(Saved entries)
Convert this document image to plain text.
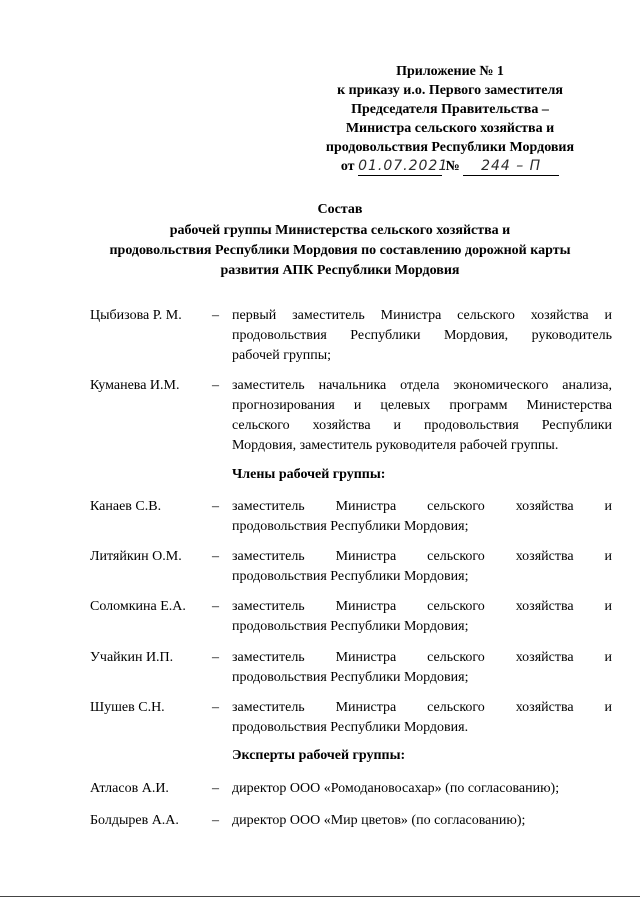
Приложение № 1
к приказу и.о. Первого заместителя
Председателя Правительства –
Министра сельского хозяйства и
продовольствия Республики Мордовия
от 01.07.2021 № 244 – П
Состав
рабочей группы Министерства сельского хозяйства и
продовольствия Республики Мордовия по составлению дорожной карты
развития АПК Республики Мордовия
Цыбизова Р. М. – первый заместитель Министра сельского хозяйства и
продовольствия Республики Мордовия, руководитель
рабочей группы;
Куманева И.М. – заместитель начальника отдела экономического анализа,
прогнозирования и целевых программ Министерства
сельского хозяйства и продовольствия Республики
Мордовия, заместитель руководителя рабочей группы.
Члены рабочей группы:
Канаев С.В.	– заместитель Министра сельского хозяйства и
продовольствия Республики Мордовия;
Литяйкин О.М. – заместитель Министра сельского хозяйства и
продовольствия Республики Мордовия;
Соломкина Е.А. – заместитель Министра сельского хозяйства и
продовольствия Республики Мордовия;
Учайкин И.П.	– заместитель Министра сельского хозяйства и
продовольствия Республики Мордовия;
Шушев С.Н.	– заместитель Министра сельского хозяйства и
продовольствия Республики Мордовия.
Эксперты рабочей группы:
Атласов А.И.	– директор ООО «Ромодановосахар» (по согласованию);
Болдырев А.А. – директор ООО «Мир цветов» (по согласованию);
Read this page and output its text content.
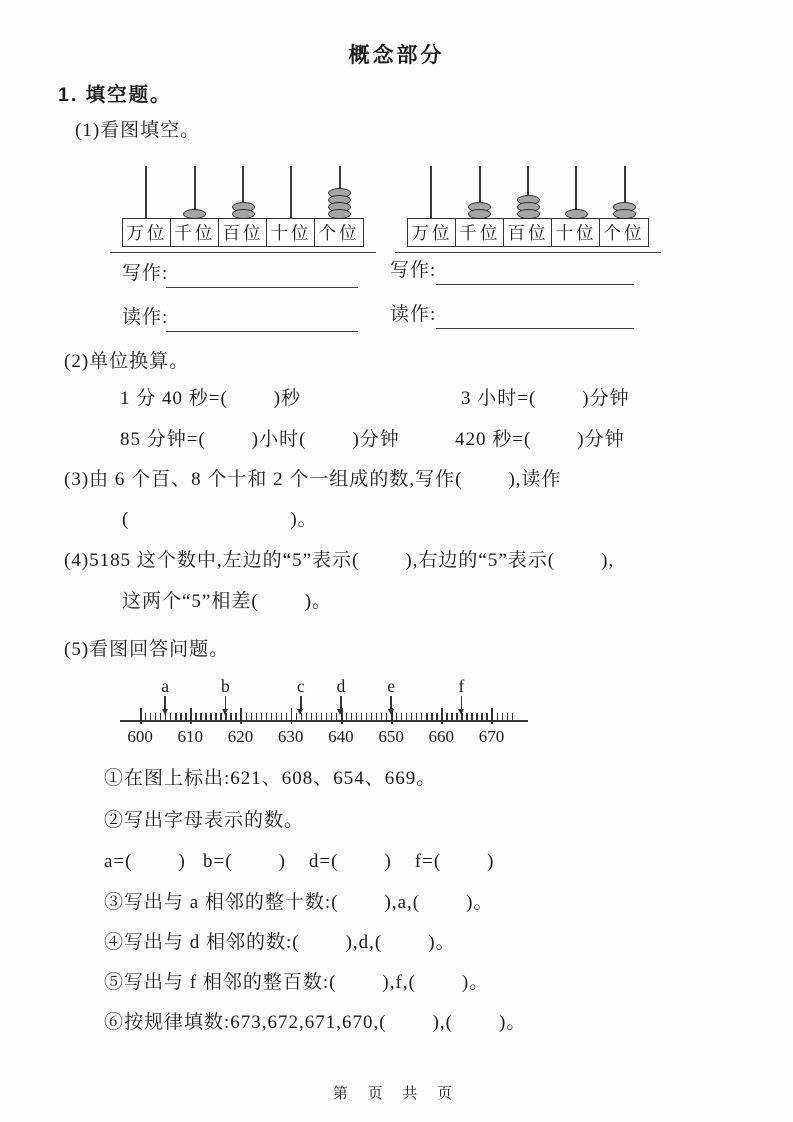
概念部分
1. 填空题。
(1)看图填空。
万位 千位 百位 十位 个位	万位 千位 百位 十位 个位
写作:	写作:
读作:	读作:
(2)单位换算。
1 分 40 秒=(        )秒	3 小时=(        )分钟
85 分钟=(        )小时(        )分钟	420 秒=(        )分钟
(3)由 6 个百、8 个十和 2 个一组成的数,写作(        ),读作
(                            )。
(4)5185 这个数中,左边的“5”表示(        ),右边的“5”表示(        ),
这两个“5”相差(        )。
(5)看图回答问题。
600	610	620	630	640	650	660	670
a	b	c	d	e	f
①在图上标出:621、608、654、669。
②写出字母表示的数。
a=(        )   b=(        )    d=(        )    f=(        )
③写出与 a 相邻的整十数:(        ),a,(        )。
④写出与 d 相邻的数:(        ),d,(        )。
⑤写出与 f 相邻的整百数:(        ),f,(        )。
⑥按规律填数:673,672,671,670,(        ),(        )。
第 页 共 页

- **Exercise brief**:
The records above are to be reproduced exactly; the pictures are to be left out.

- **Result of this task**:
Convert this document image to plain text.
Приложение № 1
к приказу и.о. Первого заместителя
Председателя Правительства –
Министра сельского хозяйства и
продовольствия Республики Мордовия
от 01.07.2021 № 244 – П
Состав
рабочей группы Министерства сельского хозяйства и
продовольствия Республики Мордовия по составлению дорожной карты
развития АПК Республики Мордовия
Цыбизова Р. М. – первый заместитель Министра сельского хозяйства и
продовольствия Республики Мордовия, руководитель
рабочей группы;
Куманева И.М. – заместитель начальника отдела экономического анализа,
прогнозирования и целевых программ Министерства
сельского хозяйства и продовольствия Республики
Мордовия, заместитель руководителя рабочей группы.
Члены рабочей группы:
Канаев С.В.	– заместитель Министра сельского хозяйства и
продовольствия Республики Мордовия;
Литяйкин О.М. – заместитель Министра сельского хозяйства и
продовольствия Республики Мордовия;
Соломкина Е.А. – заместитель Министра сельского хозяйства и
продовольствия Республики Мордовия;
Учайкин И.П.	– заместитель Министра сельского хозяйства и
продовольствия Республики Мордовия;
Шушев С.Н.	– заместитель Министра сельского хозяйства и
продовольствия Республики Мордовия.
Эксперты рабочей группы:
Атласов А.И.	– директор ООО «Ромодановосахар» (по согласованию);
Болдырев А.А. – директор ООО «Мир цветов» (по согласованию);
Read this page and output its text content.
概念部分
1. 填空题。
(1)看图填空。
万位 千位 百位 十位 个位	万位 千位 百位 十位 个位
写作:	写作:
读作:	读作:
(2)单位换算。
1 分 40 秒=(        )秒	3 小时=(        )分钟
85 分钟=(        )小时(        )分钟	420 秒=(        )分钟
(3)由 6 个百、8 个十和 2 个一组成的数,写作(        ),读作
(                            )。
(4)5185 这个数中,左边的“5”表示(        ),右边的“5”表示(        ),
这两个“5”相差(        )。
(5)看图回答问题。
600	610	620	630	640	650	660	670
a	b	c	d	e	f
①在图上标出:621、608、654、669。
②写出字母表示的数。
a=(        )   b=(        )    d=(        )    f=(        )
③写出与 a 相邻的整十数:(        ),a,(        )。
④写出与 d 相邻的数:(        ),d,(        )。
⑤写出与 f 相邻的整百数:(        ),f,(        )。
⑥按规律填数:673,672,671,670,(        ),(        )。
第 页 共 页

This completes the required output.